─── Entries provided

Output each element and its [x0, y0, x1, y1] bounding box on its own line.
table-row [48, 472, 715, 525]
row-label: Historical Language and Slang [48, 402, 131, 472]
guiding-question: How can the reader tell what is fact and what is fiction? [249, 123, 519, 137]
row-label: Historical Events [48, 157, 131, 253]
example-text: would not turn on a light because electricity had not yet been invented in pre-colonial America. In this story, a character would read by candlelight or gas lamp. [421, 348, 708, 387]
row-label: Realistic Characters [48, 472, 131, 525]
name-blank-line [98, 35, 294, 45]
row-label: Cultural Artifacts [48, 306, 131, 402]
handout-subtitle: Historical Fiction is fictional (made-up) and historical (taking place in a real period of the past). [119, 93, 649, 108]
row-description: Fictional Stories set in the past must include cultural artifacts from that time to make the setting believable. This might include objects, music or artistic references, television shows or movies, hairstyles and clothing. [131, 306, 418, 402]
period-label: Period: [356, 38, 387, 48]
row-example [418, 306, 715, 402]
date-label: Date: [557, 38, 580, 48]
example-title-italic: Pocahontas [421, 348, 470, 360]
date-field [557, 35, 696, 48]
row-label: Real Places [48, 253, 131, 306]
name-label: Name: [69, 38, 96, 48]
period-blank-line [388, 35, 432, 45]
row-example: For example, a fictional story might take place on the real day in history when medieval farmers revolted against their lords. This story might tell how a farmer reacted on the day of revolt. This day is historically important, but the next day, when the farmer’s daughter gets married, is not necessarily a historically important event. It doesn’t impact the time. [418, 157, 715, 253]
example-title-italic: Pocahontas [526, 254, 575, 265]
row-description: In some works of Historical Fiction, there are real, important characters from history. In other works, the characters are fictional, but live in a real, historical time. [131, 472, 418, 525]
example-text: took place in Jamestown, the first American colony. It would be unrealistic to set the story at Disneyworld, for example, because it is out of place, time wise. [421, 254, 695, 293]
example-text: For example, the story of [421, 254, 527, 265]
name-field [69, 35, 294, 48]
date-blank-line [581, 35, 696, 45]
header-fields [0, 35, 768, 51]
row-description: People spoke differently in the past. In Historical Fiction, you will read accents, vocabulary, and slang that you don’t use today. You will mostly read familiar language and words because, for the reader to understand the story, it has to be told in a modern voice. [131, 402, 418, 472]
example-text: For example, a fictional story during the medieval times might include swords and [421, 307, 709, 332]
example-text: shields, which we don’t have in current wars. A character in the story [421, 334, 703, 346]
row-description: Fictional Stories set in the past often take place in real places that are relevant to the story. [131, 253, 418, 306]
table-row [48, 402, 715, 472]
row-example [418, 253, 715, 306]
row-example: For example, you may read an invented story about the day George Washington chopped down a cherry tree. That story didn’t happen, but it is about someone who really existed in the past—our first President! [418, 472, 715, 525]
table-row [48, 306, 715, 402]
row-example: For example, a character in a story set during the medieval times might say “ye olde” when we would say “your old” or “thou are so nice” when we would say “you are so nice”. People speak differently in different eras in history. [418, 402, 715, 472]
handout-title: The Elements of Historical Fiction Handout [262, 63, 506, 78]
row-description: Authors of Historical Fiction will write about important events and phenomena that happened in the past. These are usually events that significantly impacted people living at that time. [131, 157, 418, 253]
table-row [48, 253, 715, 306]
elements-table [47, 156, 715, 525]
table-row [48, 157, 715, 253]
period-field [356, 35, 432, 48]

──────

**Set problem**
Rewrite the listing from its first line through the line containing "handout-subtitle: Historical Fiction", changing "row-label" to "category-label" and leaving everything else the same.

**Complete output**
Output each element and its [x0, y0, x1, y1] bounding box on its own line.
table-row [48, 472, 715, 525]
category-label: Historical Language and Slang [48, 402, 131, 472]
guiding-question: How can the reader tell what is fact and what is fiction? [249, 123, 519, 137]
category-label: Historical Events [48, 157, 131, 253]
example-text: would not turn on a light because electricity had not yet been invented in pre-colonial America. In this story, a character would read by candlelight or gas lamp. [421, 348, 708, 387]
category-label: Realistic Characters [48, 472, 131, 525]
name-blank-line [98, 35, 294, 45]
category-label: Cultural Artifacts [48, 306, 131, 402]
handout-subtitle: Historical Fiction is fictional (made-up) and historical (taking place in a real period of the past). [119, 93, 649, 108]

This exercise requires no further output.